>> Begin
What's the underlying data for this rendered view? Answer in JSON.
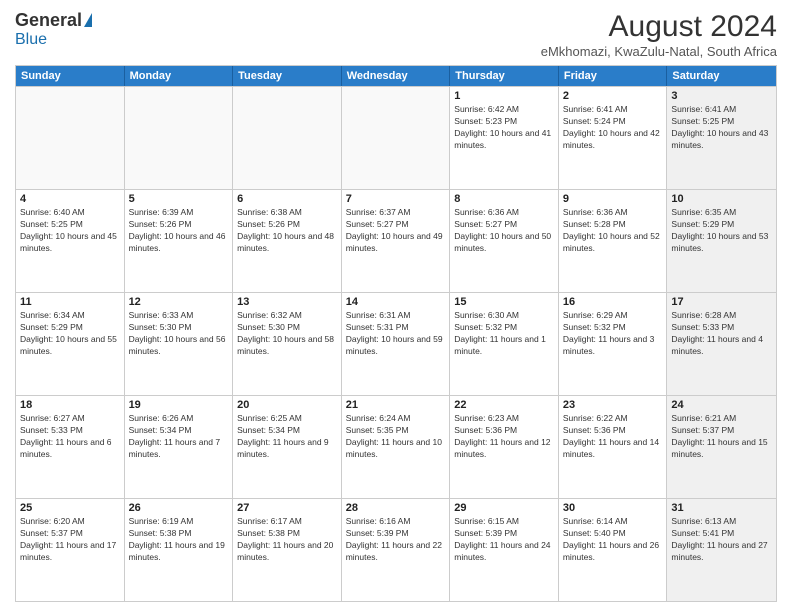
{
  "header": {
    "logo_general": "General",
    "logo_blue": "Blue",
    "main_title": "August 2024",
    "subtitle": "eMkhomazi, KwaZulu-Natal, South Africa"
  },
  "weekdays": [
    "Sunday",
    "Monday",
    "Tuesday",
    "Wednesday",
    "Thursday",
    "Friday",
    "Saturday"
  ],
  "rows": [
    [
      {
        "day": "",
        "empty": true
      },
      {
        "day": "",
        "empty": true
      },
      {
        "day": "",
        "empty": true
      },
      {
        "day": "",
        "empty": true
      },
      {
        "day": "1",
        "sunrise": "6:42 AM",
        "sunset": "5:23 PM",
        "daylight": "10 hours and 41 minutes."
      },
      {
        "day": "2",
        "sunrise": "6:41 AM",
        "sunset": "5:24 PM",
        "daylight": "10 hours and 42 minutes."
      },
      {
        "day": "3",
        "sunrise": "6:41 AM",
        "sunset": "5:25 PM",
        "daylight": "10 hours and 43 minutes.",
        "shaded": true
      }
    ],
    [
      {
        "day": "4",
        "sunrise": "6:40 AM",
        "sunset": "5:25 PM",
        "daylight": "10 hours and 45 minutes."
      },
      {
        "day": "5",
        "sunrise": "6:39 AM",
        "sunset": "5:26 PM",
        "daylight": "10 hours and 46 minutes."
      },
      {
        "day": "6",
        "sunrise": "6:38 AM",
        "sunset": "5:26 PM",
        "daylight": "10 hours and 48 minutes."
      },
      {
        "day": "7",
        "sunrise": "6:37 AM",
        "sunset": "5:27 PM",
        "daylight": "10 hours and 49 minutes."
      },
      {
        "day": "8",
        "sunrise": "6:36 AM",
        "sunset": "5:27 PM",
        "daylight": "10 hours and 50 minutes."
      },
      {
        "day": "9",
        "sunrise": "6:36 AM",
        "sunset": "5:28 PM",
        "daylight": "10 hours and 52 minutes."
      },
      {
        "day": "10",
        "sunrise": "6:35 AM",
        "sunset": "5:29 PM",
        "daylight": "10 hours and 53 minutes.",
        "shaded": true
      }
    ],
    [
      {
        "day": "11",
        "sunrise": "6:34 AM",
        "sunset": "5:29 PM",
        "daylight": "10 hours and 55 minutes."
      },
      {
        "day": "12",
        "sunrise": "6:33 AM",
        "sunset": "5:30 PM",
        "daylight": "10 hours and 56 minutes."
      },
      {
        "day": "13",
        "sunrise": "6:32 AM",
        "sunset": "5:30 PM",
        "daylight": "10 hours and 58 minutes."
      },
      {
        "day": "14",
        "sunrise": "6:31 AM",
        "sunset": "5:31 PM",
        "daylight": "10 hours and 59 minutes."
      },
      {
        "day": "15",
        "sunrise": "6:30 AM",
        "sunset": "5:32 PM",
        "daylight": "11 hours and 1 minute."
      },
      {
        "day": "16",
        "sunrise": "6:29 AM",
        "sunset": "5:32 PM",
        "daylight": "11 hours and 3 minutes."
      },
      {
        "day": "17",
        "sunrise": "6:28 AM",
        "sunset": "5:33 PM",
        "daylight": "11 hours and 4 minutes.",
        "shaded": true
      }
    ],
    [
      {
        "day": "18",
        "sunrise": "6:27 AM",
        "sunset": "5:33 PM",
        "daylight": "11 hours and 6 minutes."
      },
      {
        "day": "19",
        "sunrise": "6:26 AM",
        "sunset": "5:34 PM",
        "daylight": "11 hours and 7 minutes."
      },
      {
        "day": "20",
        "sunrise": "6:25 AM",
        "sunset": "5:34 PM",
        "daylight": "11 hours and 9 minutes."
      },
      {
        "day": "21",
        "sunrise": "6:24 AM",
        "sunset": "5:35 PM",
        "daylight": "11 hours and 10 minutes."
      },
      {
        "day": "22",
        "sunrise": "6:23 AM",
        "sunset": "5:36 PM",
        "daylight": "11 hours and 12 minutes."
      },
      {
        "day": "23",
        "sunrise": "6:22 AM",
        "sunset": "5:36 PM",
        "daylight": "11 hours and 14 minutes."
      },
      {
        "day": "24",
        "sunrise": "6:21 AM",
        "sunset": "5:37 PM",
        "daylight": "11 hours and 15 minutes.",
        "shaded": true
      }
    ],
    [
      {
        "day": "25",
        "sunrise": "6:20 AM",
        "sunset": "5:37 PM",
        "daylight": "11 hours and 17 minutes."
      },
      {
        "day": "26",
        "sunrise": "6:19 AM",
        "sunset": "5:38 PM",
        "daylight": "11 hours and 19 minutes."
      },
      {
        "day": "27",
        "sunrise": "6:17 AM",
        "sunset": "5:38 PM",
        "daylight": "11 hours and 20 minutes."
      },
      {
        "day": "28",
        "sunrise": "6:16 AM",
        "sunset": "5:39 PM",
        "daylight": "11 hours and 22 minutes."
      },
      {
        "day": "29",
        "sunrise": "6:15 AM",
        "sunset": "5:39 PM",
        "daylight": "11 hours and 24 minutes."
      },
      {
        "day": "30",
        "sunrise": "6:14 AM",
        "sunset": "5:40 PM",
        "daylight": "11 hours and 26 minutes."
      },
      {
        "day": "31",
        "sunrise": "6:13 AM",
        "sunset": "5:41 PM",
        "daylight": "11 hours and 27 minutes.",
        "shaded": true
      }
    ]
  ]
}
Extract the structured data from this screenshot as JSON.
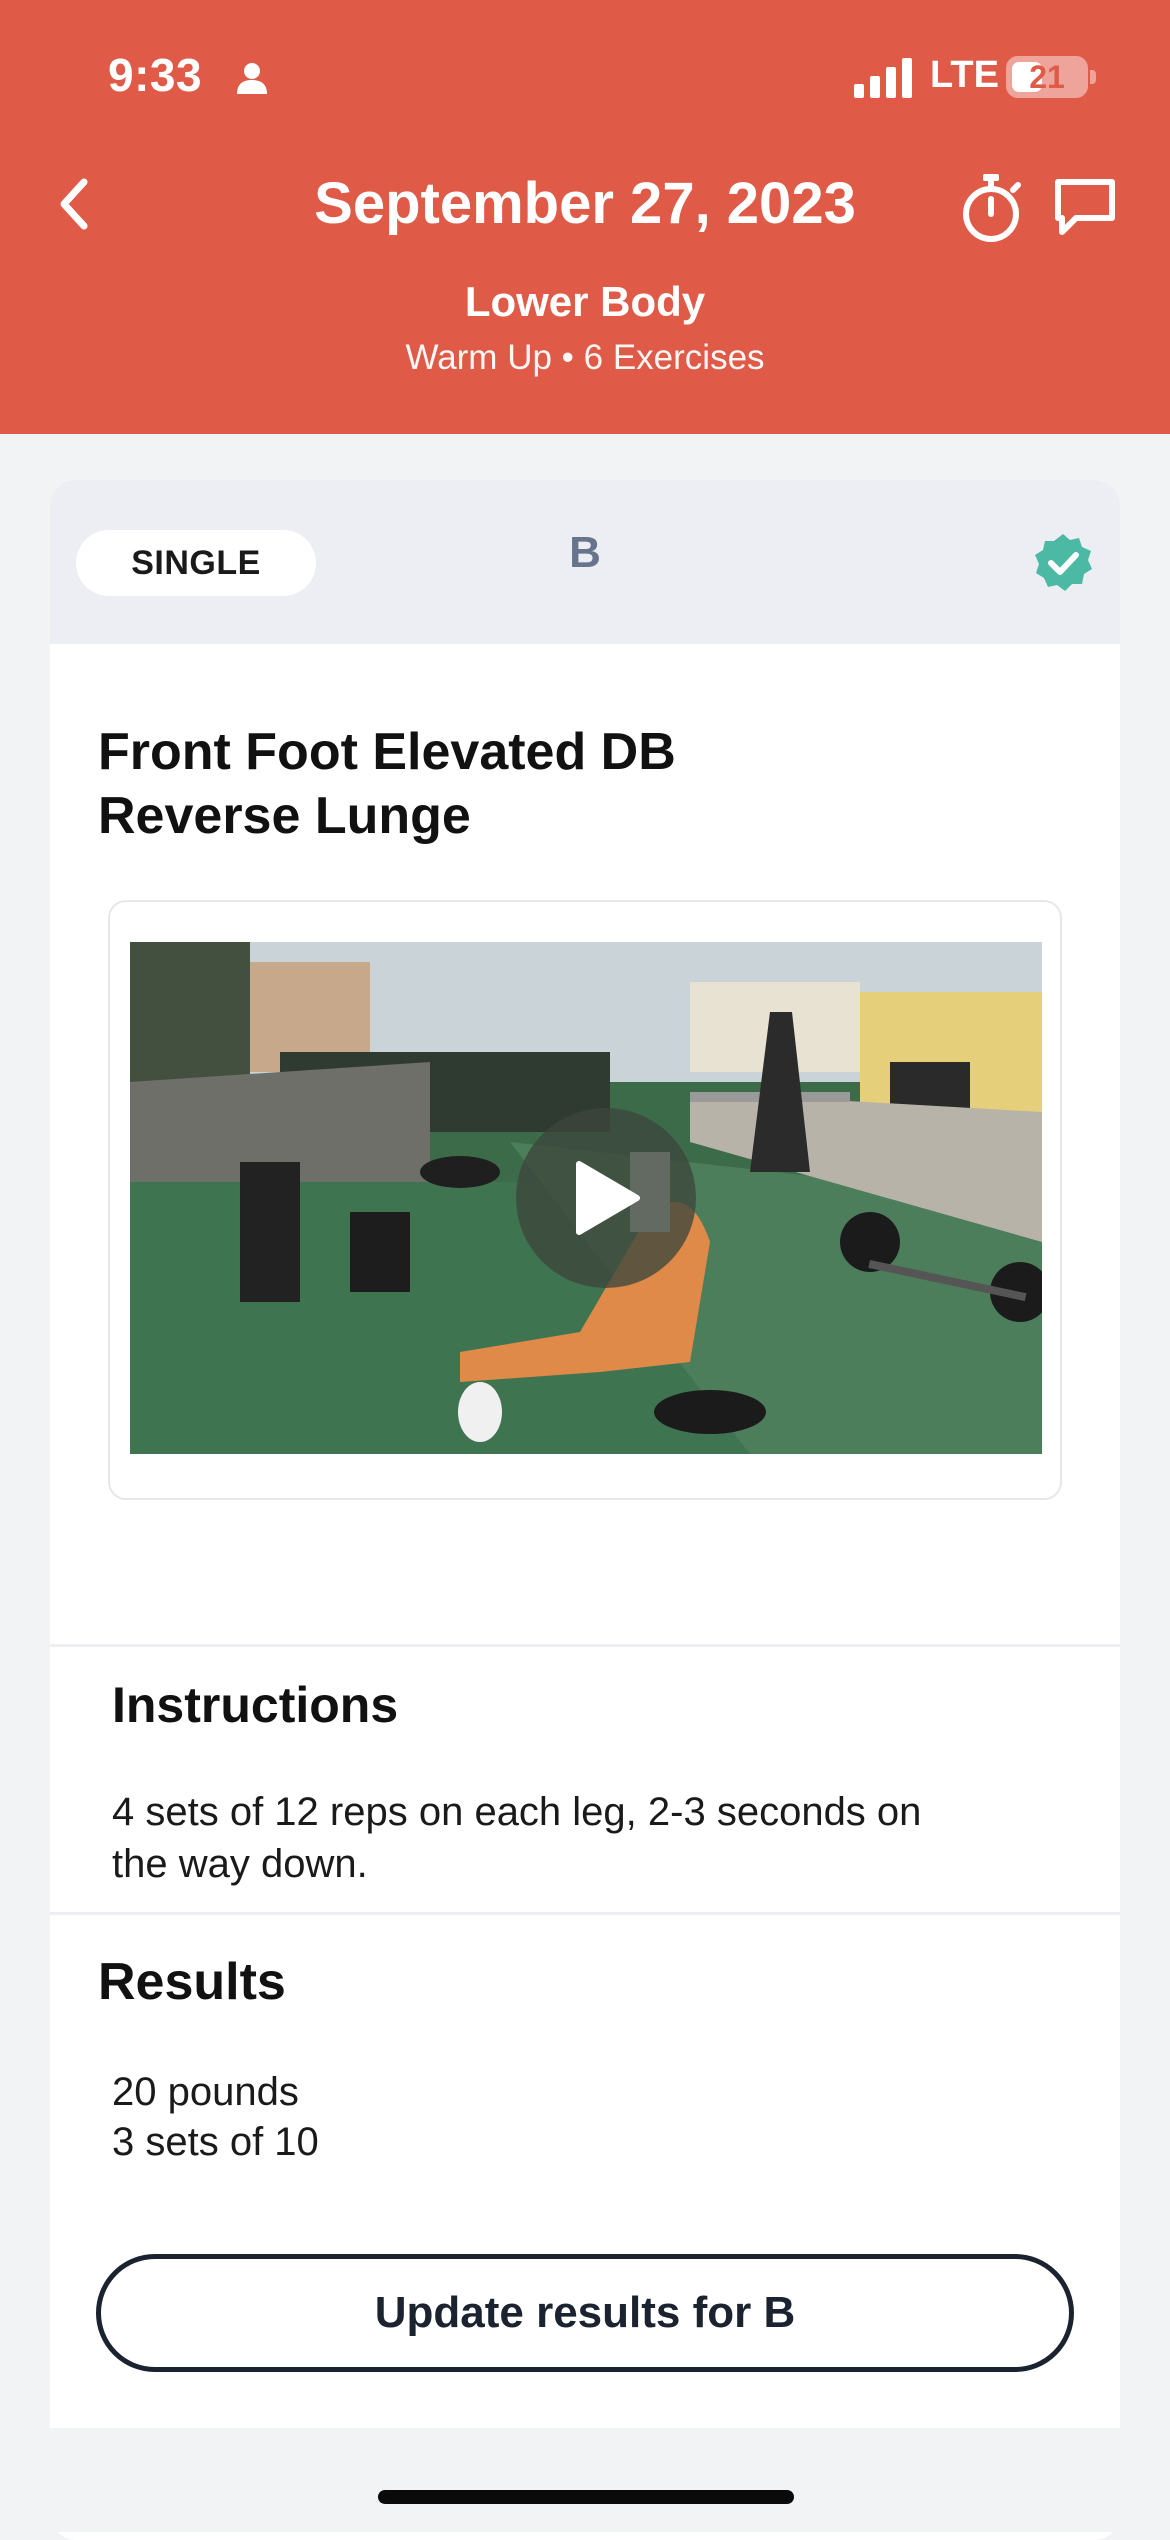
{
  "status_bar": {
    "time": "9:33",
    "network": "LTE",
    "battery_level": "21",
    "icons": [
      "person-icon",
      "signal-bars-icon",
      "battery-icon"
    ]
  },
  "nav": {
    "back_icon": "chevron-left-icon",
    "title": "September 27, 2023",
    "timer_icon": "stopwatch-icon",
    "chat_icon": "chat-bubble-icon"
  },
  "workout": {
    "name": "Lower Body",
    "meta": "Warm Up • 6 Exercises"
  },
  "exercise": {
    "type": "SINGLE",
    "letter": "B",
    "completed_icon": "verified-check-icon",
    "title_line1": "Front Foot Elevated DB",
    "title_line2": "Reverse Lunge",
    "video_play_icon": "play-icon"
  },
  "instructions": {
    "heading": "Instructions",
    "line1": "4 sets of 12 reps on each leg, 2-3 seconds on",
    "line2": "the way down."
  },
  "results": {
    "heading": "Results",
    "lines": [
      "20 pounds",
      "3 sets of 10"
    ]
  },
  "actions": {
    "update_label": "Update results for B"
  },
  "colors": {
    "header": "#e05a48",
    "accent_check": "#4bb9a4",
    "letter": "#66758b",
    "button_border": "#1b2230"
  }
}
>> End
### EXERCISE GOAL
Without including any pictures, print all of the material exactly as given.

### RESULT FOR THIS EXERCISE
What's the underlying data for this rendered view? Answer in JSON.
{
  "header": {
    "logo_general": "General",
    "logo_blue": "Blue",
    "main_title": "August 2024",
    "subtitle": "eMkhomazi, KwaZulu-Natal, South Africa"
  },
  "weekdays": [
    "Sunday",
    "Monday",
    "Tuesday",
    "Wednesday",
    "Thursday",
    "Friday",
    "Saturday"
  ],
  "rows": [
    [
      {
        "day": "",
        "empty": true
      },
      {
        "day": "",
        "empty": true
      },
      {
        "day": "",
        "empty": true
      },
      {
        "day": "",
        "empty": true
      },
      {
        "day": "1",
        "sunrise": "6:42 AM",
        "sunset": "5:23 PM",
        "daylight": "10 hours and 41 minutes."
      },
      {
        "day": "2",
        "sunrise": "6:41 AM",
        "sunset": "5:24 PM",
        "daylight": "10 hours and 42 minutes."
      },
      {
        "day": "3",
        "sunrise": "6:41 AM",
        "sunset": "5:25 PM",
        "daylight": "10 hours and 43 minutes.",
        "shaded": true
      }
    ],
    [
      {
        "day": "4",
        "sunrise": "6:40 AM",
        "sunset": "5:25 PM",
        "daylight": "10 hours and 45 minutes."
      },
      {
        "day": "5",
        "sunrise": "6:39 AM",
        "sunset": "5:26 PM",
        "daylight": "10 hours and 46 minutes."
      },
      {
        "day": "6",
        "sunrise": "6:38 AM",
        "sunset": "5:26 PM",
        "daylight": "10 hours and 48 minutes."
      },
      {
        "day": "7",
        "sunrise": "6:37 AM",
        "sunset": "5:27 PM",
        "daylight": "10 hours and 49 minutes."
      },
      {
        "day": "8",
        "sunrise": "6:36 AM",
        "sunset": "5:27 PM",
        "daylight": "10 hours and 50 minutes."
      },
      {
        "day": "9",
        "sunrise": "6:36 AM",
        "sunset": "5:28 PM",
        "daylight": "10 hours and 52 minutes."
      },
      {
        "day": "10",
        "sunrise": "6:35 AM",
        "sunset": "5:29 PM",
        "daylight": "10 hours and 53 minutes.",
        "shaded": true
      }
    ],
    [
      {
        "day": "11",
        "sunrise": "6:34 AM",
        "sunset": "5:29 PM",
        "daylight": "10 hours and 55 minutes."
      },
      {
        "day": "12",
        "sunrise": "6:33 AM",
        "sunset": "5:30 PM",
        "daylight": "10 hours and 56 minutes."
      },
      {
        "day": "13",
        "sunrise": "6:32 AM",
        "sunset": "5:30 PM",
        "daylight": "10 hours and 58 minutes."
      },
      {
        "day": "14",
        "sunrise": "6:31 AM",
        "sunset": "5:31 PM",
        "daylight": "10 hours and 59 minutes."
      },
      {
        "day": "15",
        "sunrise": "6:30 AM",
        "sunset": "5:32 PM",
        "daylight": "11 hours and 1 minute."
      },
      {
        "day": "16",
        "sunrise": "6:29 AM",
        "sunset": "5:32 PM",
        "daylight": "11 hours and 3 minutes."
      },
      {
        "day": "17",
        "sunrise": "6:28 AM",
        "sunset": "5:33 PM",
        "daylight": "11 hours and 4 minutes.",
        "shaded": true
      }
    ],
    [
      {
        "day": "18",
        "sunrise": "6:27 AM",
        "sunset": "5:33 PM",
        "daylight": "11 hours and 6 minutes."
      },
      {
        "day": "19",
        "sunrise": "6:26 AM",
        "sunset": "5:34 PM",
        "daylight": "11 hours and 7 minutes."
      },
      {
        "day": "20",
        "sunrise": "6:25 AM",
        "sunset": "5:34 PM",
        "daylight": "11 hours and 9 minutes."
      },
      {
        "day": "21",
        "sunrise": "6:24 AM",
        "sunset": "5:35 PM",
        "daylight": "11 hours and 10 minutes."
      },
      {
        "day": "22",
        "sunrise": "6:23 AM",
        "sunset": "5:36 PM",
        "daylight": "11 hours and 12 minutes."
      },
      {
        "day": "23",
        "sunrise": "6:22 AM",
        "sunset": "5:36 PM",
        "daylight": "11 hours and 14 minutes."
      },
      {
        "day": "24",
        "sunrise": "6:21 AM",
        "sunset": "5:37 PM",
        "daylight": "11 hours and 15 minutes.",
        "shaded": true
      }
    ],
    [
      {
        "day": "25",
        "sunrise": "6:20 AM",
        "sunset": "5:37 PM",
        "daylight": "11 hours and 17 minutes."
      },
      {
        "day": "26",
        "sunrise": "6:19 AM",
        "sunset": "5:38 PM",
        "daylight": "11 hours and 19 minutes."
      },
      {
        "day": "27",
        "sunrise": "6:17 AM",
        "sunset": "5:38 PM",
        "daylight": "11 hours and 20 minutes."
      },
      {
        "day": "28",
        "sunrise": "6:16 AM",
        "sunset": "5:39 PM",
        "daylight": "11 hours and 22 minutes."
      },
      {
        "day": "29",
        "sunrise": "6:15 AM",
        "sunset": "5:39 PM",
        "daylight": "11 hours and 24 minutes."
      },
      {
        "day": "30",
        "sunrise": "6:14 AM",
        "sunset": "5:40 PM",
        "daylight": "11 hours and 26 minutes."
      },
      {
        "day": "31",
        "sunrise": "6:13 AM",
        "sunset": "5:41 PM",
        "daylight": "11 hours and 27 minutes.",
        "shaded": true
      }
    ]
  ]
}
Extract the structured data from this screenshot as JSON.
{
  "status_bar": {
    "time": "9:33",
    "network": "LTE",
    "battery_level": "21",
    "icons": [
      "person-icon",
      "signal-bars-icon",
      "battery-icon"
    ]
  },
  "nav": {
    "back_icon": "chevron-left-icon",
    "title": "September 27, 2023",
    "timer_icon": "stopwatch-icon",
    "chat_icon": "chat-bubble-icon"
  },
  "workout": {
    "name": "Lower Body",
    "meta": "Warm Up • 6 Exercises"
  },
  "exercise": {
    "type": "SINGLE",
    "letter": "B",
    "completed_icon": "verified-check-icon",
    "title_line1": "Front Foot Elevated DB",
    "title_line2": "Reverse Lunge",
    "video_play_icon": "play-icon"
  },
  "instructions": {
    "heading": "Instructions",
    "line1": "4 sets of 12 reps on each leg, 2-3 seconds on",
    "line2": "the way down."
  },
  "results": {
    "heading": "Results",
    "lines": [
      "20 pounds",
      "3 sets of 10"
    ]
  },
  "actions": {
    "update_label": "Update results for B"
  },
  "colors": {
    "header": "#e05a48",
    "accent_check": "#4bb9a4",
    "letter": "#66758b",
    "button_border": "#1b2230"
  }
}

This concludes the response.